+++ Raw data
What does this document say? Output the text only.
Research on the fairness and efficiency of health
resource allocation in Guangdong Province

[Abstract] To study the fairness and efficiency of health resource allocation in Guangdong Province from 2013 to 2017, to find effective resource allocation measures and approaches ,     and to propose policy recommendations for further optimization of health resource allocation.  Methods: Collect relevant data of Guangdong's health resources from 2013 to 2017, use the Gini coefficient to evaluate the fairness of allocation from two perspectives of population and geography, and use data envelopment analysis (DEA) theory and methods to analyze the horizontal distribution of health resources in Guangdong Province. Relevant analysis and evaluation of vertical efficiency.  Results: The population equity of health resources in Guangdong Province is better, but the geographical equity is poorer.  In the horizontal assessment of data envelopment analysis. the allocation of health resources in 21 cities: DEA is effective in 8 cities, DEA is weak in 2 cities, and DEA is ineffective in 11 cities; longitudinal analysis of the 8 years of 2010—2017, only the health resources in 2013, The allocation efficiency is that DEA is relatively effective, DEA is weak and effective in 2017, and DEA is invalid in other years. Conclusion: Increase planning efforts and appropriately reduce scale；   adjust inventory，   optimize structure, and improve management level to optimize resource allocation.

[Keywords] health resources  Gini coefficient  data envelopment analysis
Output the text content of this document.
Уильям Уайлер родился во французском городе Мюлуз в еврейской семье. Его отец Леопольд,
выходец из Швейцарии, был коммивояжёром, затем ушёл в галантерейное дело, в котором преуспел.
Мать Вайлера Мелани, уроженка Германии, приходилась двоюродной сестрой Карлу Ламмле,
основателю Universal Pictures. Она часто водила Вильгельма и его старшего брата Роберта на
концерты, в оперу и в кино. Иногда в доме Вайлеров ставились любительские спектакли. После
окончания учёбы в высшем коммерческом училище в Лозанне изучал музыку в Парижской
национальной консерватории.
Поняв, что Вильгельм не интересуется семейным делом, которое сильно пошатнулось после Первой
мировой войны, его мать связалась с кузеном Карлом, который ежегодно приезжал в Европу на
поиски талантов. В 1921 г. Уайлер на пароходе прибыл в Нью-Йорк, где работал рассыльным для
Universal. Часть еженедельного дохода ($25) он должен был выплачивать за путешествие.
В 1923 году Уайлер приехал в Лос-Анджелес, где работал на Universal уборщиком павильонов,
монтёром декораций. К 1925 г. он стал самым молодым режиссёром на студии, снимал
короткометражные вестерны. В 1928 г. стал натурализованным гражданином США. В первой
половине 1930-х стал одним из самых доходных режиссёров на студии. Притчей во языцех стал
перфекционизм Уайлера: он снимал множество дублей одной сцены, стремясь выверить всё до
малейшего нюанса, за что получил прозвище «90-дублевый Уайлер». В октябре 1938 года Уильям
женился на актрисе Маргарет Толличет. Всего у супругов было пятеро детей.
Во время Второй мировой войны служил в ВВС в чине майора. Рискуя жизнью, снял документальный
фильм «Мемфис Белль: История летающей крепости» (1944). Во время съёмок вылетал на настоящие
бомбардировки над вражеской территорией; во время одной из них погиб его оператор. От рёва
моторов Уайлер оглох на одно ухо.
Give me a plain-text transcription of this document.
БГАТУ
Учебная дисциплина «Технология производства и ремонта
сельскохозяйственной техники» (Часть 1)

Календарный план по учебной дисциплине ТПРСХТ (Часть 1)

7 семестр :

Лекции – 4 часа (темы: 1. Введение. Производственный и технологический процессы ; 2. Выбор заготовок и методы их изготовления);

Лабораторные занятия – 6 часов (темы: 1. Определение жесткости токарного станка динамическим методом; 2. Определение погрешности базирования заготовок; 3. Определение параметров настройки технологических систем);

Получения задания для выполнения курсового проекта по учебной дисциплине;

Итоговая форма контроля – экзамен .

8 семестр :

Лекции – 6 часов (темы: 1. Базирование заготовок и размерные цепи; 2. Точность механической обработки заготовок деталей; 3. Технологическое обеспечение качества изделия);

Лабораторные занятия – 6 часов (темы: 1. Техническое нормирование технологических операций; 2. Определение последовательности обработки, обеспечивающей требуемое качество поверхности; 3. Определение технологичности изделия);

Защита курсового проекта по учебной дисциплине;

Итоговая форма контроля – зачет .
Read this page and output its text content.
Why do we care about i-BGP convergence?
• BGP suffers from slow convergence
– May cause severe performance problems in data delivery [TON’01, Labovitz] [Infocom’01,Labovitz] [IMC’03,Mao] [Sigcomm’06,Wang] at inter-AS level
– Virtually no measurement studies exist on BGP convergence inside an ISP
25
++++++
What to work on:
Print again each line of the listing above, exactly as it appears.

Finished exercise:
What does this document say? Output the text only.
Research on the fairness and efficiency of health
resource allocation in Guangdong Province

[Abstract] To study the fairness and efficiency of health resource allocation in Guangdong Province from 2013 to 2017, to find effective resource allocation measures and approaches ,     and to propose policy recommendations for further optimization of health resource allocation.  Methods: Collect relevant data of Guangdong's health resources from 2013 to 2017, use the Gini coefficient to evaluate the fairness of allocation from two perspectives of population and geography, and use data envelopment analysis (DEA) theory and methods to analyze the horizontal distribution of health resources in Guangdong Province. Relevant analysis and evaluation of vertical efficiency.  Results: The population equity of health resources in Guangdong Province is better, but the geographical equity is poorer.  In the horizontal assessment of data envelopment analysis. the allocation of health resources in 21 cities: DEA is effective in 8 cities, DEA is weak in 2 cities, and DEA is ineffective in 11 cities; longitudinal analysis of the 8 years of 2010—2017, only the health resources in 2013, The allocation efficiency is that DEA is relatively effective, DEA is weak and effective in 2017, and DEA is invalid in other years. Conclusion: Increase planning efforts and appropriately reduce scale；   adjust inventory，   optimize structure, and improve management level to optimize resource allocation.

[Keywords] health resources  Gini coefficient  data envelopment analysis
Output the text content of this document.
Уильям Уайлер родился во французском городе Мюлуз в еврейской семье. Его отец Леопольд,
выходец из Швейцарии, был коммивояжёром, затем ушёл в галантерейное дело, в котором преуспел.
Мать Вайлера Мелани, уроженка Германии, приходилась двоюродной сестрой Карлу Ламмле,
основателю Universal Pictures. Она часто водила Вильгельма и его старшего брата Роберта на
концерты, в оперу и в кино. Иногда в доме Вайлеров ставились любительские спектакли. После
окончания учёбы в высшем коммерческом училище в Лозанне изучал музыку в Парижской
национальной консерватории.
Поняв, что Вильгельм не интересуется семейным делом, которое сильно пошатнулось после Первой
мировой войны, его мать связалась с кузеном Карлом, который ежегодно приезжал в Европу на
поиски талантов. В 1921 г. Уайлер на пароходе прибыл в Нью-Йорк, где работал рассыльным для
Universal. Часть еженедельного дохода ($25) он должен был выплачивать за путешествие.
В 1923 году Уайлер приехал в Лос-Анджелес, где работал на Universal уборщиком павильонов,
монтёром декораций. К 1925 г. он стал самым молодым режиссёром на студии, снимал
короткометражные вестерны. В 1928 г. стал натурализованным гражданином США. В первой
половине 1930-х стал одним из самых доходных режиссёров на студии. Притчей во языцех стал
перфекционизм Уайлера: он снимал множество дублей одной сцены, стремясь выверить всё до
малейшего нюанса, за что получил прозвище «90-дублевый Уайлер». В октябре 1938 года Уильям
женился на актрисе Маргарет Толличет. Всего у супругов было пятеро детей.
Во время Второй мировой войны служил в ВВС в чине майора. Рискуя жизнью, снял документальный
фильм «Мемфис Белль: История летающей крепости» (1944). Во время съёмок вылетал на настоящие
бомбардировки над вражеской территорией; во время одной из них погиб его оператор. От рёва
моторов Уайлер оглох на одно ухо.
Give me a plain-text transcription of this document.
БГАТУ
Учебная дисциплина «Технология производства и ремонта
сельскохозяйственной техники» (Часть 1)

Календарный план по учебной дисциплине ТПРСХТ (Часть 1)

7 семестр :

Лекции – 4 часа (темы: 1. Введение. Производственный и технологический процессы ; 2. Выбор заготовок и методы их изготовления);

Лабораторные занятия – 6 часов (темы: 1. Определение жесткости токарного станка динамическим методом; 2. Определение погрешности базирования заготовок; 3. Определение параметров настройки технологических систем);

Получения задания для выполнения курсового проекта по учебной дисциплине;

Итоговая форма контроля – экзамен .

8 семестр :

Лекции – 6 часов (темы: 1. Базирование заготовок и размерные цепи; 2. Точность механической обработки заготовок деталей; 3. Технологическое обеспечение качества изделия);

Лабораторные занятия – 6 часов (темы: 1. Техническое нормирование технологических операций; 2. Определение последовательности обработки, обеспечивающей требуемое качество поверхности; 3. Определение технологичности изделия);

Защита курсового проекта по учебной дисциплине;

Итоговая форма контроля – зачет .
Read this page and output its text content.
Why do we care about i-BGP convergence?
• BGP suffers from slow convergence
– May cause severe performance problems in data delivery [TON’01, Labovitz] [Infocom’01,Labovitz] [IMC’03,Mao] [Sigcomm’06,Wang] at inter-AS level
– Virtually no measurement studies exist on BGP convergence inside an ISP
25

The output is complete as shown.